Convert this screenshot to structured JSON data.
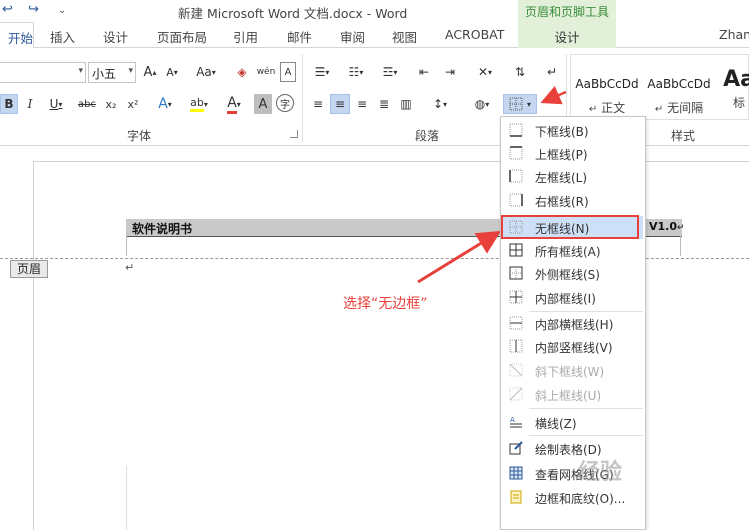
{
  "title_bar": {
    "doc_title": "新建 Microsoft Word 文档.docx - Word",
    "contextual_group": "页眉和页脚工具",
    "user": "Zhan"
  },
  "tabs": [
    {
      "label": "开始",
      "active": true
    },
    {
      "label": "插入"
    },
    {
      "label": "设计"
    },
    {
      "label": "页面布局"
    },
    {
      "label": "引用"
    },
    {
      "label": "邮件"
    },
    {
      "label": "审阅"
    },
    {
      "label": "视图"
    },
    {
      "label": "ACROBAT"
    },
    {
      "label": "设计",
      "contextual": true
    }
  ],
  "ribbon": {
    "font_size_value": "小五",
    "font_group_label": "字体",
    "paragraph_group_label": "段落",
    "styles_group_label": "样式",
    "styles": [
      {
        "sample": "AaBbCcDd",
        "name": "正文",
        "prefix": "↵"
      },
      {
        "sample": "AaBbCcDd",
        "name": "无间隔",
        "prefix": "↵"
      },
      {
        "sample": "Aa",
        "name": "标"
      }
    ],
    "button_labels": {
      "grow_font": "A",
      "shrink_font": "A",
      "change_case": "Aa",
      "wen": "wén",
      "bold": "B",
      "italic": "I",
      "underline": "U",
      "strikethrough": "abc",
      "subscript": "x₂",
      "superscript": "x²",
      "text_effects": "A",
      "highlight": "ab",
      "font_color": "A",
      "char_shading": "A",
      "enclose": "字"
    }
  },
  "document": {
    "header_title": "软件说明书",
    "header_version": "V1.0",
    "header_tag": "页眉",
    "para_mark": "↵",
    "annotation": "选择“无边框”"
  },
  "menu": {
    "items": [
      {
        "label": "下框线(B)",
        "icon": "bottom-border-icon"
      },
      {
        "label": "上框线(P)",
        "icon": "top-border-icon"
      },
      {
        "label": "左框线(L)",
        "icon": "left-border-icon"
      },
      {
        "label": "右框线(R)",
        "icon": "right-border-icon"
      },
      {
        "label": "无框线(N)",
        "icon": "no-border-icon",
        "highlighted": true
      },
      {
        "label": "所有框线(A)",
        "icon": "all-borders-icon"
      },
      {
        "label": "外侧框线(S)",
        "icon": "outside-borders-icon"
      },
      {
        "label": "内部框线(I)",
        "icon": "inside-borders-icon"
      },
      {
        "label": "内部横框线(H)",
        "icon": "inside-horizontal-border-icon"
      },
      {
        "label": "内部竖框线(V)",
        "icon": "inside-vertical-border-icon"
      },
      {
        "label": "斜下框线(W)",
        "icon": "diagonal-down-border-icon",
        "disabled": true
      },
      {
        "label": "斜上框线(U)",
        "icon": "diagonal-up-border-icon",
        "disabled": true
      },
      {
        "label": "横线(Z)",
        "icon": "horizontal-line-icon"
      },
      {
        "label": "绘制表格(D)",
        "icon": "draw-table-icon"
      },
      {
        "label": "查看网格线(G)",
        "icon": "view-gridlines-icon"
      },
      {
        "label": "边框和底纹(O)...",
        "icon": "borders-shading-icon"
      }
    ]
  },
  "watermark": "经验",
  "colors": {
    "accent": "#2b579a",
    "annotation_red": "#e8413c",
    "highlight_blue": "#cde0f7",
    "contextual_green": "#e2f0d9"
  }
}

═══

## What you are asked to do
Return all of the data exactly as written, and drop the pictures.

## Final result
Convert this screenshot to structured JSON data.
{
  "title_bar": {
    "doc_title": "新建 Microsoft Word 文档.docx - Word",
    "contextual_group": "页眉和页脚工具",
    "user": "Zhan"
  },
  "tabs": [
    {
      "label": "开始",
      "active": true
    },
    {
      "label": "插入"
    },
    {
      "label": "设计"
    },
    {
      "label": "页面布局"
    },
    {
      "label": "引用"
    },
    {
      "label": "邮件"
    },
    {
      "label": "审阅"
    },
    {
      "label": "视图"
    },
    {
      "label": "ACROBAT"
    },
    {
      "label": "设计",
      "contextual": true
    }
  ],
  "ribbon": {
    "font_size_value": "小五",
    "font_group_label": "字体",
    "paragraph_group_label": "段落",
    "styles_group_label": "样式",
    "styles": [
      {
        "sample": "AaBbCcDd",
        "name": "正文",
        "prefix": "↵"
      },
      {
        "sample": "AaBbCcDd",
        "name": "无间隔",
        "prefix": "↵"
      },
      {
        "sample": "Aa",
        "name": "标"
      }
    ],
    "button_labels": {
      "grow_font": "A",
      "shrink_font": "A",
      "change_case": "Aa",
      "wen": "wén",
      "bold": "B",
      "italic": "I",
      "underline": "U",
      "strikethrough": "abc",
      "subscript": "x₂",
      "superscript": "x²",
      "text_effects": "A",
      "highlight": "ab",
      "font_color": "A",
      "char_shading": "A",
      "enclose": "字"
    }
  },
  "document": {
    "header_title": "软件说明书",
    "header_version": "V1.0",
    "header_tag": "页眉",
    "para_mark": "↵",
    "annotation": "选择“无边框”"
  },
  "menu": {
    "items": [
      {
        "label": "下框线(B)",
        "icon": "bottom-border-icon"
      },
      {
        "label": "上框线(P)",
        "icon": "top-border-icon"
      },
      {
        "label": "左框线(L)",
        "icon": "left-border-icon"
      },
      {
        "label": "右框线(R)",
        "icon": "right-border-icon"
      },
      {
        "label": "无框线(N)",
        "icon": "no-border-icon",
        "highlighted": true
      },
      {
        "label": "所有框线(A)",
        "icon": "all-borders-icon"
      },
      {
        "label": "外侧框线(S)",
        "icon": "outside-borders-icon"
      },
      {
        "label": "内部框线(I)",
        "icon": "inside-borders-icon"
      },
      {
        "label": "内部横框线(H)",
        "icon": "inside-horizontal-border-icon"
      },
      {
        "label": "内部竖框线(V)",
        "icon": "inside-vertical-border-icon"
      },
      {
        "label": "斜下框线(W)",
        "icon": "diagonal-down-border-icon",
        "disabled": true
      },
      {
        "label": "斜上框线(U)",
        "icon": "diagonal-up-border-icon",
        "disabled": true
      },
      {
        "label": "横线(Z)",
        "icon": "horizontal-line-icon"
      },
      {
        "label": "绘制表格(D)",
        "icon": "draw-table-icon"
      },
      {
        "label": "查看网格线(G)",
        "icon": "view-gridlines-icon"
      },
      {
        "label": "边框和底纹(O)...",
        "icon": "borders-shading-icon"
      }
    ]
  },
  "watermark": "经验",
  "colors": {
    "accent": "#2b579a",
    "annotation_red": "#e8413c",
    "highlight_blue": "#cde0f7",
    "contextual_green": "#e2f0d9"
  }
}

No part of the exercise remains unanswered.